_STATED EXERCISE_: Look through the material below for "content". Copy every line that contains it.

_DATA FOR THIS TASK_:
+ + +

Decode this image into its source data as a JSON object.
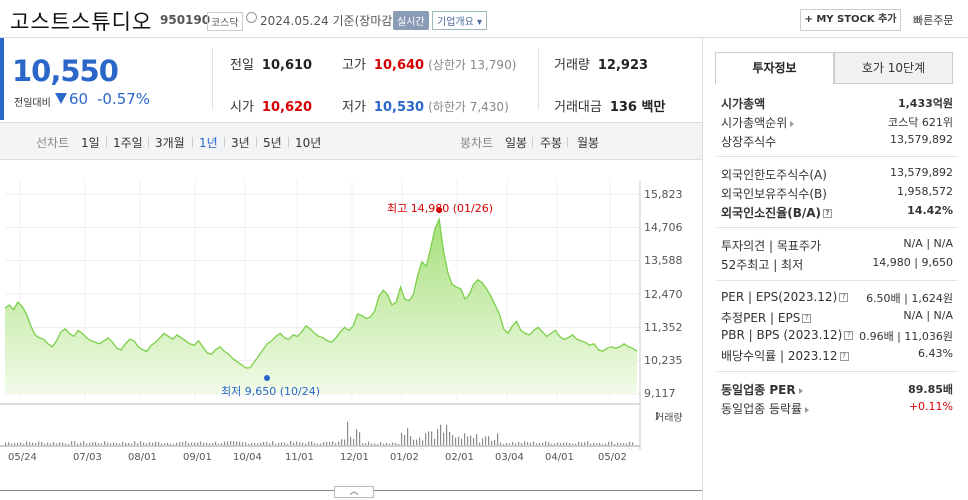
{
  "header": {
    "title": "고스트스튜디오",
    "code": "950190",
    "market": "코스닥",
    "date": "2024.05.24 기준(장마감)",
    "realtime_label": "실시간",
    "corp_info_label": "기업개요",
    "mystock_label": "+ MY STOCK 추가",
    "quick_order_label": "빠른주문"
  },
  "quote": {
    "price": "10,550",
    "change_label": "전일대비",
    "change": "60",
    "change_pct": "-0.57%"
  },
  "stats": {
    "prev_label": "전일",
    "prev_value": "10,610",
    "high_label": "고가",
    "high_value": "10,640",
    "upper_limit": "(상한가 13,790)",
    "volume_label": "거래량",
    "volume_value": "12,923",
    "open_label": "시가",
    "open_value": "10,620",
    "low_label": "저가",
    "low_value": "10,530",
    "lower_limit": "(하한가 7,430)",
    "amount_label": "거래대금",
    "amount_value": "136 백만"
  },
  "chart_tabs": {
    "line_label": "선차트",
    "periods": [
      "1일",
      "1주일",
      "3개월",
      "1년",
      "3년",
      "5년",
      "10년"
    ],
    "active": "1년",
    "candle_label": "봉차트",
    "candle_periods": [
      "일봉",
      "주봉",
      "월봉"
    ]
  },
  "chart_data": {
    "type": "area",
    "y_ticks": [
      "15,823",
      "14,706",
      "13,588",
      "12,470",
      "11,352",
      "10,235",
      "9,117"
    ],
    "ylim": [
      9117,
      15823
    ],
    "x_ticks": [
      "05/24",
      "07/03",
      "08/01",
      "09/01",
      "10/04",
      "11/01",
      "12/01",
      "01/02",
      "02/01",
      "03/04",
      "04/01",
      "05/02"
    ],
    "values": [
      12000,
      12100,
      11950,
      12200,
      12050,
      11800,
      11400,
      11100,
      11000,
      10950,
      10800,
      10700,
      10900,
      11200,
      11300,
      11150,
      11050,
      11250,
      11150,
      11000,
      10900,
      10850,
      10800,
      10900,
      11000,
      10850,
      10650,
      10600,
      10800,
      10950,
      10900,
      10700,
      10600,
      10550,
      10750,
      10850,
      11000,
      11150,
      11050,
      10950,
      11100,
      11000,
      10900,
      10800,
      10750,
      10900,
      10700,
      10500,
      10450,
      10600,
      10700,
      10550,
      10450,
      10300,
      10200,
      10100,
      9990,
      10000,
      10200,
      10400,
      10600,
      10800,
      10900,
      11050,
      11150,
      11000,
      10950,
      11100,
      11050,
      11200,
      11400,
      11300,
      11150,
      11050,
      11000,
      10900,
      10850,
      11000,
      11200,
      11350,
      11250,
      11400,
      11800,
      11750,
      11650,
      11700,
      11900,
      12400,
      12600,
      12450,
      12100,
      12200,
      12700,
      12300,
      12250,
      12450,
      13100,
      13550,
      13400,
      14000,
      14650,
      14980,
      13900,
      13200,
      12800,
      12700,
      12650,
      12300,
      12450,
      12800,
      12950,
      12850,
      12650,
      12400,
      12100,
      11800,
      11300,
      11150,
      11400,
      11550,
      11250,
      11150,
      11100,
      11250,
      11350,
      11200,
      11050,
      11150,
      11250,
      11050,
      10950,
      11000,
      11100,
      10950,
      10900,
      10850,
      10750,
      10800,
      10600,
      10550,
      10650,
      10700,
      10650,
      10700,
      10800,
      10700,
      10650,
      10550
    ],
    "high_annotation": "최고 14,980 (01/26)",
    "low_annotation": "최저 9,650 (10/24)",
    "volume_label": "거래량"
  },
  "side": {
    "tab_active": "투자정보",
    "tab_other": "호가 10단계",
    "rows1": [
      {
        "k": "시가총액",
        "v": "1,433억원",
        "bold": true
      },
      {
        "k": "시가총액순위",
        "v": "코스닥 621위"
      },
      {
        "k": "상장주식수",
        "v": "13,579,892"
      }
    ],
    "rows2": [
      {
        "k": "외국인한도주식수(A)",
        "v": "13,579,892"
      },
      {
        "k": "외국인보유주식수(B)",
        "v": "1,958,572"
      },
      {
        "k": "외국인소진율(B/A)",
        "v": "14.42%",
        "bold": true
      }
    ],
    "rows3": [
      {
        "k": "투자의견 | 목표주가",
        "v": "N/A | N/A"
      },
      {
        "k": "52주최고 | 최저",
        "v": "14,980 | 9,650"
      }
    ],
    "rows4": [
      {
        "k": "PER | EPS(2023.12)",
        "v": "6.50배 | 1,624원"
      },
      {
        "k": "추정PER | EPS",
        "v": "N/A | N/A"
      },
      {
        "k": "PBR | BPS (2023.12)",
        "v": "0.96배 | 11,036원"
      },
      {
        "k": "배당수익률 | 2023.12",
        "v": "6.43%"
      }
    ],
    "rows5": [
      {
        "k": "동일업종 PER",
        "v": "89.85배",
        "bold": true
      },
      {
        "k": "동일업종 등락률",
        "v": "+0.11%"
      }
    ]
  },
  "colors": {
    "accent_blue": "#2b66c9",
    "up_red": "#d60000",
    "area_green": "#7ccf4a"
  }
}
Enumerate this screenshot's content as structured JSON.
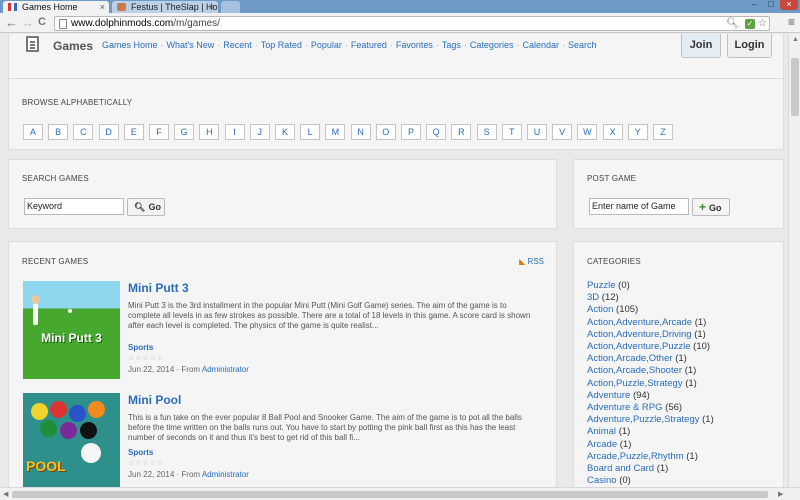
{
  "browser": {
    "tabs": [
      {
        "title": "Games Home",
        "close": "×"
      },
      {
        "title": "Festus | TheSlap | Ho",
        "close": "×"
      }
    ],
    "url_prefix": "www.dolphinmods.com",
    "url_path": "/m/games/",
    "nav_back": "←",
    "nav_forward": "→",
    "nav_reload": "C",
    "menu": "≡",
    "win_min": "–",
    "win_max": "□",
    "win_close": "×"
  },
  "header": {
    "brand": "Games",
    "nav": [
      "Games Home",
      "What's New",
      "Recent",
      "Top Rated",
      "Popular",
      "Featured",
      "Favorites",
      "Tags",
      "Categories",
      "Calendar",
      "Search"
    ],
    "join": "Join",
    "login": "Login"
  },
  "browse": {
    "title": "BROWSE ALPHABETICALLY",
    "letters": [
      "A",
      "B",
      "C",
      "D",
      "E",
      "F",
      "G",
      "H",
      "I",
      "J",
      "K",
      "L",
      "M",
      "N",
      "O",
      "P",
      "Q",
      "R",
      "S",
      "T",
      "U",
      "V",
      "W",
      "X",
      "Y",
      "Z"
    ]
  },
  "search": {
    "title": "SEARCH GAMES",
    "value": "Keyword",
    "go": "Go"
  },
  "post": {
    "title": "POST GAME",
    "value": "Enter name of Game",
    "go": "Go"
  },
  "recent": {
    "title": "RECENT GAMES",
    "rss": "RSS",
    "games": [
      {
        "title": "Mini Putt 3",
        "thumb_label": "Mini Putt 3",
        "desc": "Mini Putt 3 is the 3rd installment in the popular Mini Putt (Mini Golf Game) series. The aim of the game is to complete all levels in as few strokes as possible. There are a total of 18 levels in this game. A score card is shown after each level is completed. The physics of the game is quite realist...",
        "category": "Sports",
        "stars": "☆☆☆☆☆",
        "date": "Jun 22, 2014",
        "from": "· From",
        "author": "Administrator"
      },
      {
        "title": "Mini Pool",
        "thumb_label": "POOL",
        "desc": "This is a fun take on the ever popular 8 Ball Pool and Snooker Game. The aim of the game is to pot all the balls before the time written on the balls runs out. You have to start by potting the pink ball first as this has the least number of seconds on it and thus it's best to get rid of this ball fi...",
        "category": "Sports",
        "stars": "☆☆☆☆☆",
        "date": "Jun 22, 2014",
        "from": "· From",
        "author": "Administrator"
      }
    ]
  },
  "categories": {
    "title": "CATEGORIES",
    "items": [
      {
        "name": "Puzzle",
        "count": "(0)"
      },
      {
        "name": "3D",
        "count": "(12)"
      },
      {
        "name": "Action",
        "count": "(105)"
      },
      {
        "name": "Action,Adventure,Arcade",
        "count": "(1)"
      },
      {
        "name": "Action,Adventure,Driving",
        "count": "(1)"
      },
      {
        "name": "Action,Adventure,Puzzle",
        "count": "(10)"
      },
      {
        "name": "Action,Arcade,Other",
        "count": "(1)"
      },
      {
        "name": "Action,Arcade,Shooter",
        "count": "(1)"
      },
      {
        "name": "Action,Puzzle,Strategy",
        "count": "(1)"
      },
      {
        "name": "Adventure",
        "count": "(94)"
      },
      {
        "name": "Adventure & RPG",
        "count": "(56)"
      },
      {
        "name": "Adventure,Puzzle,Strategy",
        "count": "(1)"
      },
      {
        "name": "Animal",
        "count": "(1)"
      },
      {
        "name": "Arcade",
        "count": "(1)"
      },
      {
        "name": "Arcade,Puzzle,Rhythm",
        "count": "(1)"
      },
      {
        "name": "Board and Card",
        "count": "(1)"
      },
      {
        "name": "Casino",
        "count": "(0)"
      }
    ]
  },
  "colors": {
    "link": "#2a6ebb",
    "accent_green": "#3a8a2a",
    "tab_bar": "#6e9ac8"
  }
}
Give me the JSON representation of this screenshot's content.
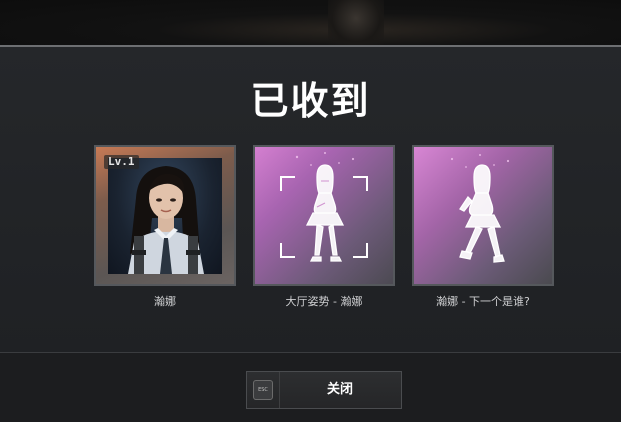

+ + +

_ANSWER TO THE TASK_:
Enumerate this screenshot's content as structured JSON.
Give me the JSON representation of this screenshot's content.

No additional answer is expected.